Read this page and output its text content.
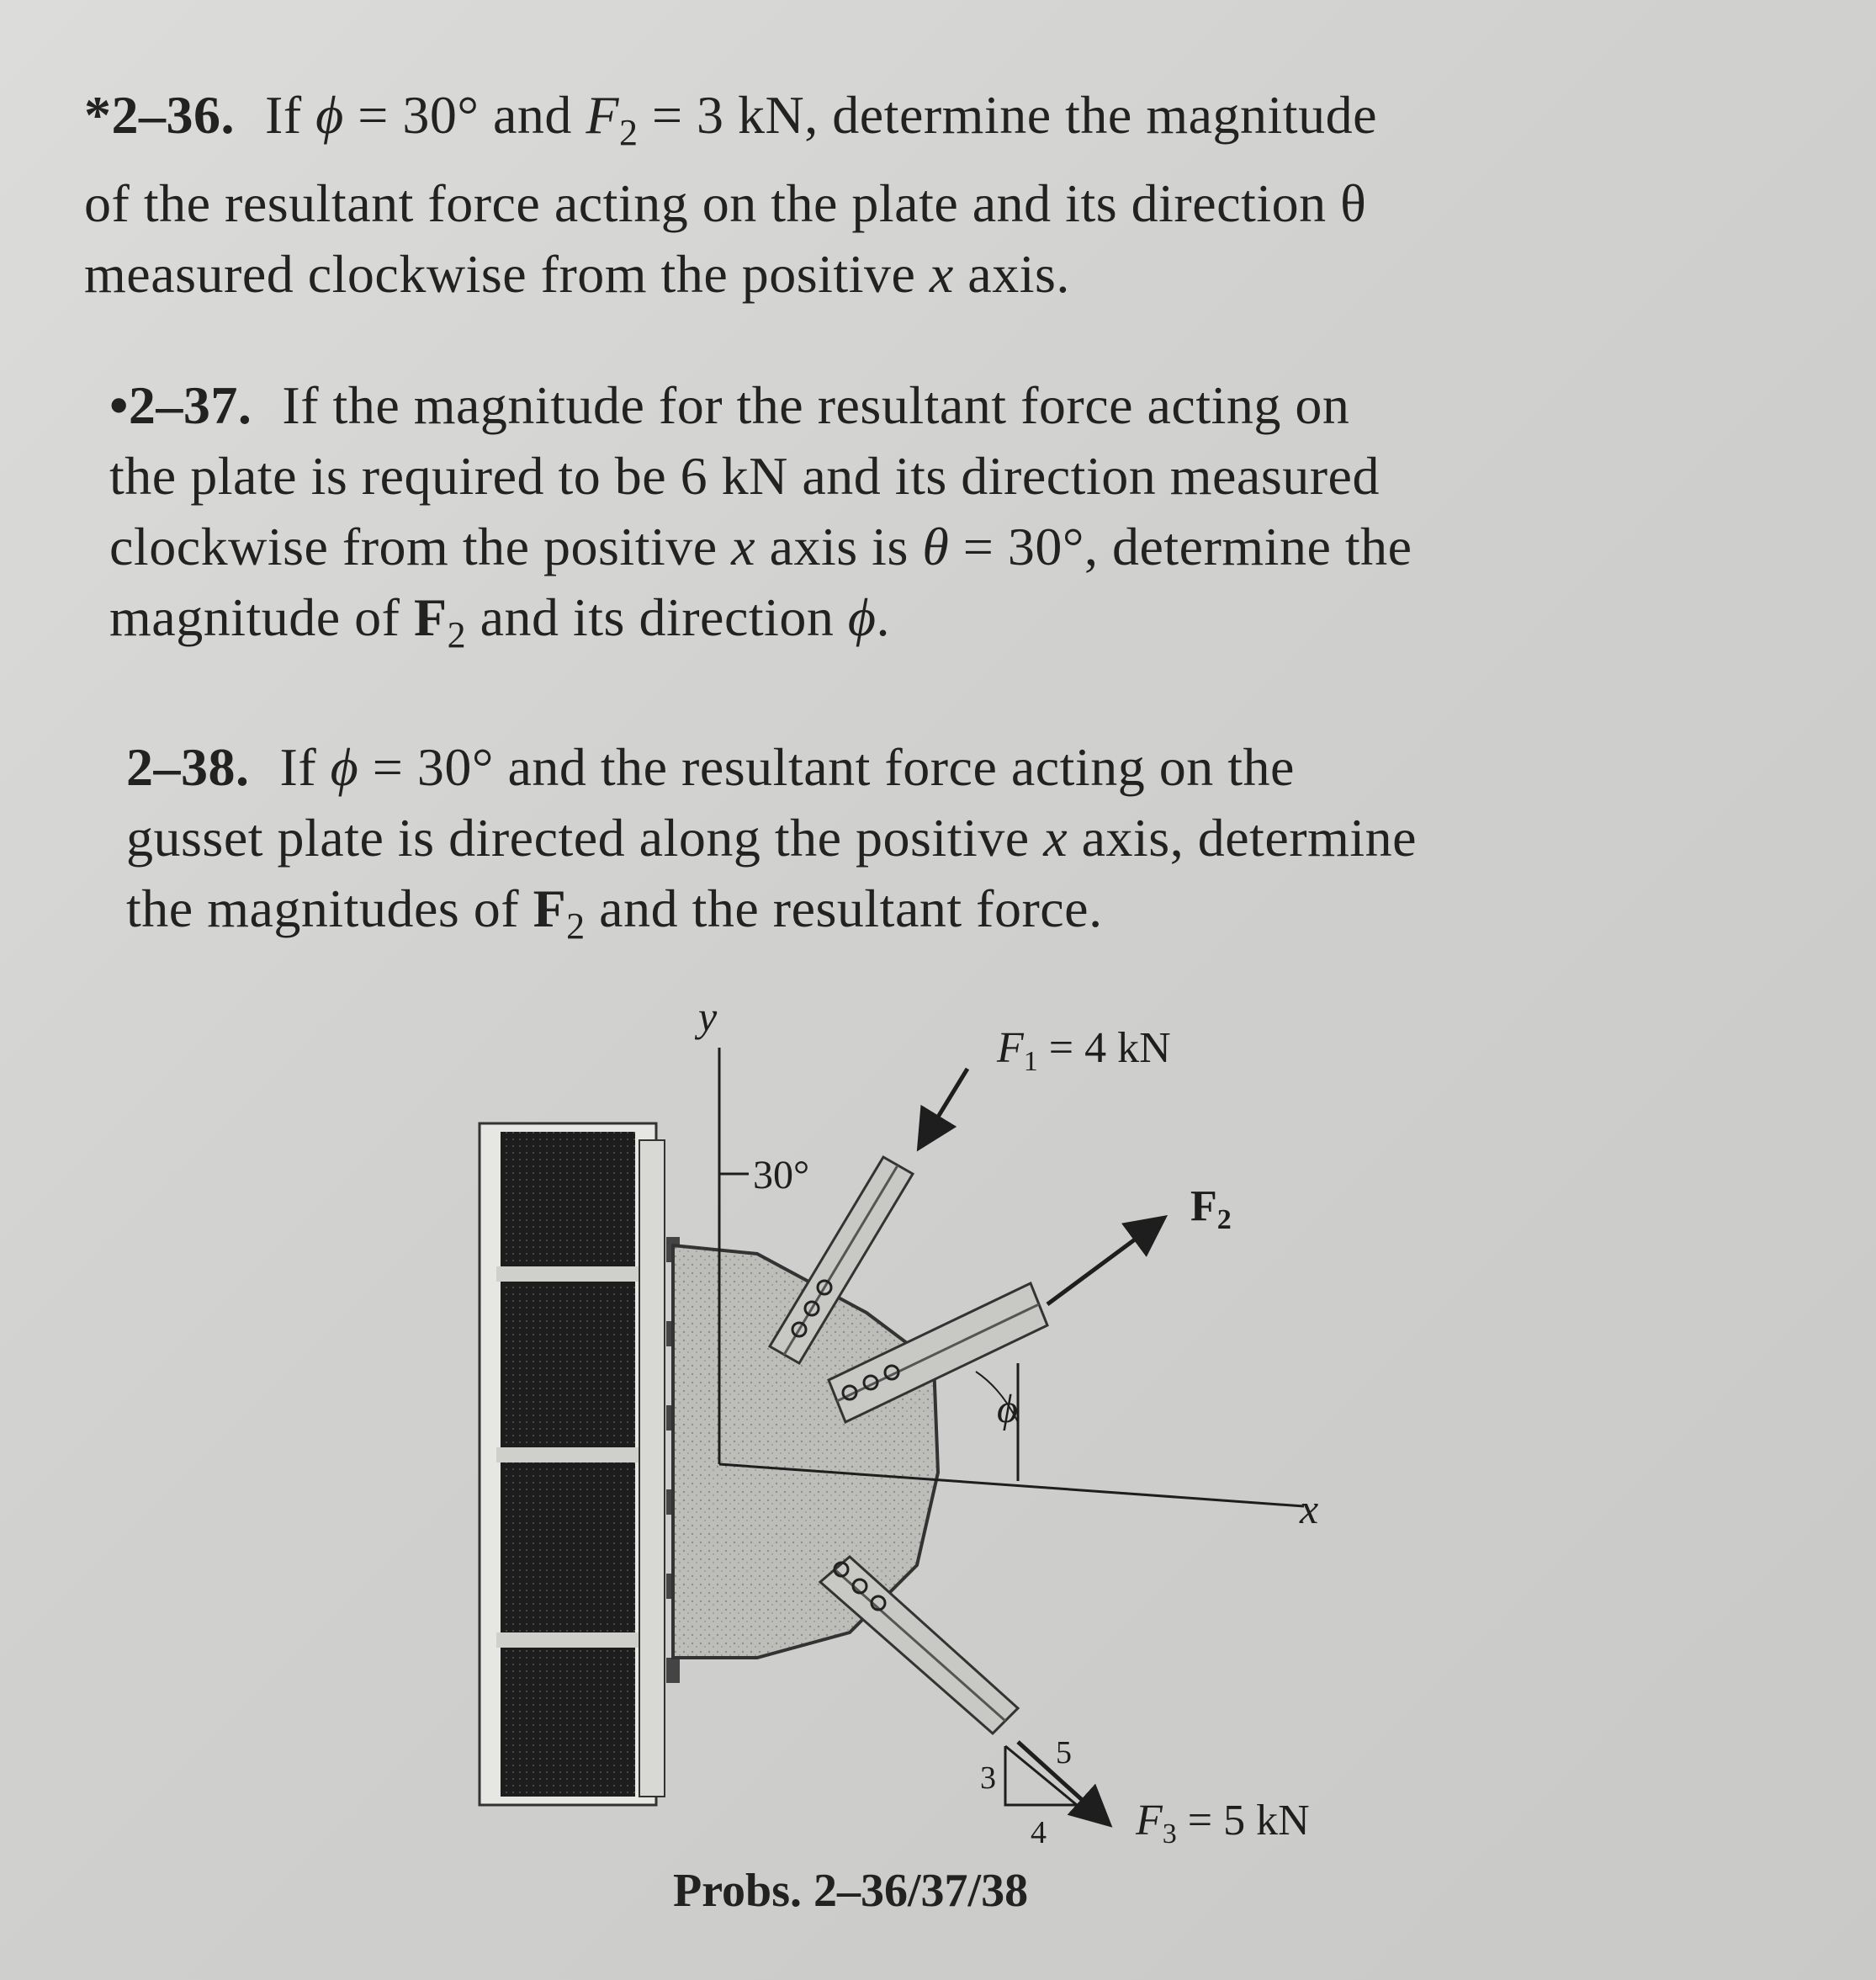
*2–36. If ϕ = 30° and $F_2 = 3$ kN, determine the magnitude
of the resultant force acting on the plate and its direction θ
measured clockwise from the positive x axis.
•2–37. If the magnitude for the resultant force acting on
the plate is required to be 6 kN and its direction measured
clockwise from the positive x axis is θ = 30°, determine the
magnitude of $F_2$ and its direction ϕ.
2–38. If ϕ = 30° and the resultant force acting on the
gusset plate is directed along the positive x axis, determine
the magnitudes of $F_2$ and the resultant force.
y
x
30°
ϕ
F1 = 4 kN
F2
5
3
4 F3 = 5 kN
Probs. 2–36/37/38
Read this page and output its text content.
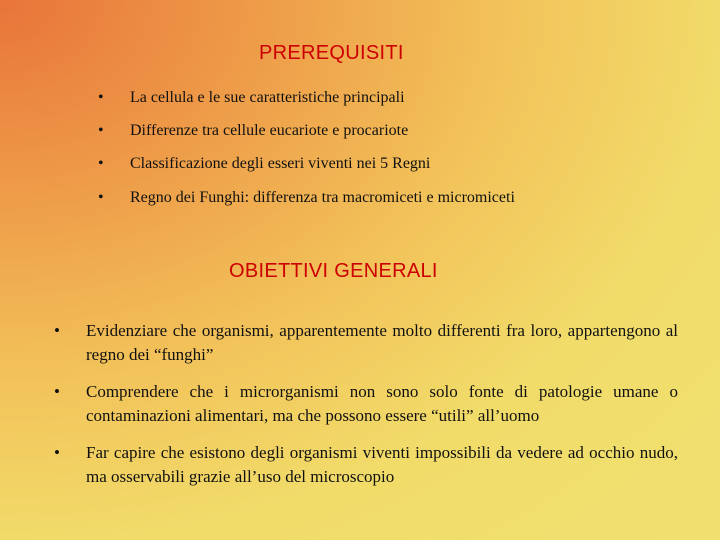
PREREQUISITI
• La cellula e le sue caratteristiche principali
• Differenze tra cellule eucariote e procariote
• Classificazione degli esseri viventi nei 5 Regni
• Regno dei Funghi: differenza tra macromiceti e micromiceti
OBIETTIVI GENERALI
• Evidenziare che organismi, apparentemente molto differenti fra loro, appartengono al regno dei “funghi”
• Comprendere che i microrganismi non sono solo fonte di patologie umane o contaminazioni alimentari, ma che possono essere “utili” all’uomo
• Far capire che esistono degli organismi viventi impossibili da vedere ad occhio nudo, ma osservabili grazie all’uso del microscopio
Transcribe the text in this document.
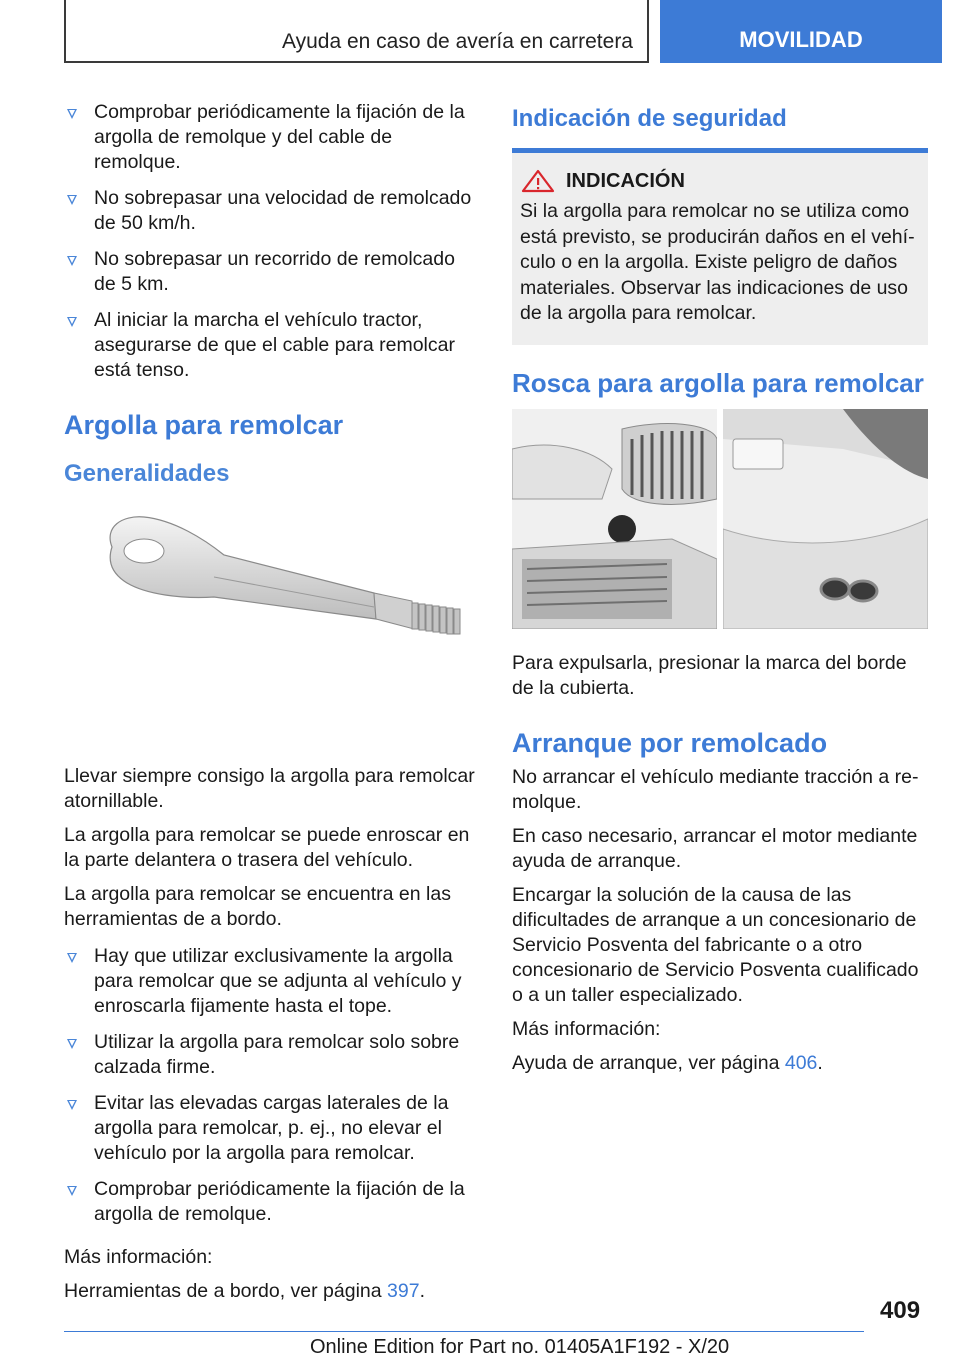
Ayuda en caso de avería en carretera	MOVILIDAD
Comprobar periódicamente la fijación de la argolla de remolque y del cable de remolque.
No sobrepasar una velocidad de remolcado de 50 km/h.
No sobrepasar un recorrido de remolcado de 5 km.
Al iniciar la marcha el vehículo tractor, asegurarse de que el cable para remolcar está tenso.
Argolla para remolcar
Generalidades

Llevar siempre consigo la argolla para remolcar atornillable.

La argolla para remolcar se puede enroscar en la parte delantera o trasera del vehículo.

La argolla para remolcar se encuentra en las herramientas de a bordo.

Hay que utilizar exclusivamente la argolla para remolcar que se adjunta al vehículo y enroscarla fijamente hasta el tope.
Utilizar la argolla para remolcar solo sobre calzada firme.
Evitar las elevadas cargas laterales de la argolla para remolcar, p. ej., no elevar el vehículo por la argolla para remolcar.
Comprobar periódicamente la fijación de la argolla de remolque.

Más información:

Herramientas de a bordo, ver página 397.

Indicación de seguridad
INDICACIÓN

Si la argolla para remolcar no se utiliza como está previsto, se producirán daños en el vehículo o en la argolla. Existe peligro de daños materiales. Observar las indicaciones de uso de la argolla para remolcar.

Rosca para argolla para remolcar

Para expulsarla, presionar la marca del borde de la cubierta.

Arranque por remolcado

No arrancar el vehículo mediante tracción a remolque.

En caso necesario, arrancar el motor mediante ayuda de arranque.

Encargar la solución de la causa de las dificultades de arranque a un concesionario de Servicio Posventa del fabricante o a otro concesionario de Servicio Posventa cualificado o a un taller especializado.

Más información:

Ayuda de arranque, ver página 406.

409
Online Edition for Part no. 01405A1F192 - X/20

# # # # # # #

> **TASK DIRECTIONS**
Search the records above for the string "sobrepasar". Copy every line that contains it.

> **TASK ANSWER**
No sobrepasar una velocidad de remolcado de 50 km/h.
No sobrepasar un recorrido de remolcado de 5 km.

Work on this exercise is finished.